Short problem -
Retype the material below verbatim, line by line.

◆ ◆ ◆ ◆ ◆ ◆ ◆

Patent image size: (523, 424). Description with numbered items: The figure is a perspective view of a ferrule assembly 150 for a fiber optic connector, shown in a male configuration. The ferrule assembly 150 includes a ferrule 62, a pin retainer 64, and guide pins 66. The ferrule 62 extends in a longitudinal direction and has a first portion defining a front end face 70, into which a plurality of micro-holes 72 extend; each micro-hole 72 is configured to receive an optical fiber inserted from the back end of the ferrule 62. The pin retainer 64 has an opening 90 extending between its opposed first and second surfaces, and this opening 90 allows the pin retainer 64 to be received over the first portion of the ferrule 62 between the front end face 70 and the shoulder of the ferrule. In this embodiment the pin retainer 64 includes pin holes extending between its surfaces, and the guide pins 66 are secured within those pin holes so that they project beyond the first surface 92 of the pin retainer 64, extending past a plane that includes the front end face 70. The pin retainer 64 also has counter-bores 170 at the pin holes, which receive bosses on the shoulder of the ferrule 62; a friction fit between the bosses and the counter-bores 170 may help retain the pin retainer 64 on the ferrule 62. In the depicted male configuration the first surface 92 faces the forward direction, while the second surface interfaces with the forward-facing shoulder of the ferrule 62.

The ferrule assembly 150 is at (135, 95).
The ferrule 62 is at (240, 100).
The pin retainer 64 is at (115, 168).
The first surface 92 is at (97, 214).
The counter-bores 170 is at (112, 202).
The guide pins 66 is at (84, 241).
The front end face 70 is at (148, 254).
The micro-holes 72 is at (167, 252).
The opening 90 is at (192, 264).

◆ ◆ ◆ ◆ ◆ ◆ ◆

Written answer -
Patent image size: (523, 424). Description with numbered items: The figure is a perspective view of a ferrule assembly 150 for a fiber optic connector, shown in a male configuration. The ferrule assembly 150 includes a ferrule 62, a pin retainer 64, and guide pins 66. The ferrule 62 extends in a longitudinal direction and has a first portion defining a front end face 70, into which a plurality of micro-holes 72 extend; each micro-hole 72 is configured to receive an optical fiber inserted from the back end of the ferrule 62. The pin retainer 64 has an opening 90 extending between its opposed first and second surfaces, and this opening 90 allows the pin retainer 64 to be received over the first portion of the ferrule 62 between the front end face 70 and the shoulder of the ferrule. In this embodiment the pin retainer 64 includes pin holes extending between its surfaces, and the guide pins 66 are secured within those pin holes so that they project beyond the first surface 92 of the pin retainer 64, extending past a plane that includes the front end face 70. The pin retainer 64 also has counter-bores 170 at the pin holes, which receive bosses on the shoulder of the ferrule 62; a friction fit between the bosses and the counter-bores 170 may help retain the pin retainer 64 on the ferrule 62. In the depicted male configuration the first surface 92 faces the forward direction, while the second surface interfaces with the forward-facing shoulder of the ferrule 62.

The ferrule assembly 150 is at (135, 95).
The ferrule 62 is at (240, 100).
The pin retainer 64 is at (115, 168).
The first surface 92 is at (97, 214).
The counter-bores 170 is at (112, 202).
The guide pins 66 is at (84, 241).
The front end face 70 is at (148, 254).
The micro-holes 72 is at (167, 252).
The opening 90 is at (192, 264).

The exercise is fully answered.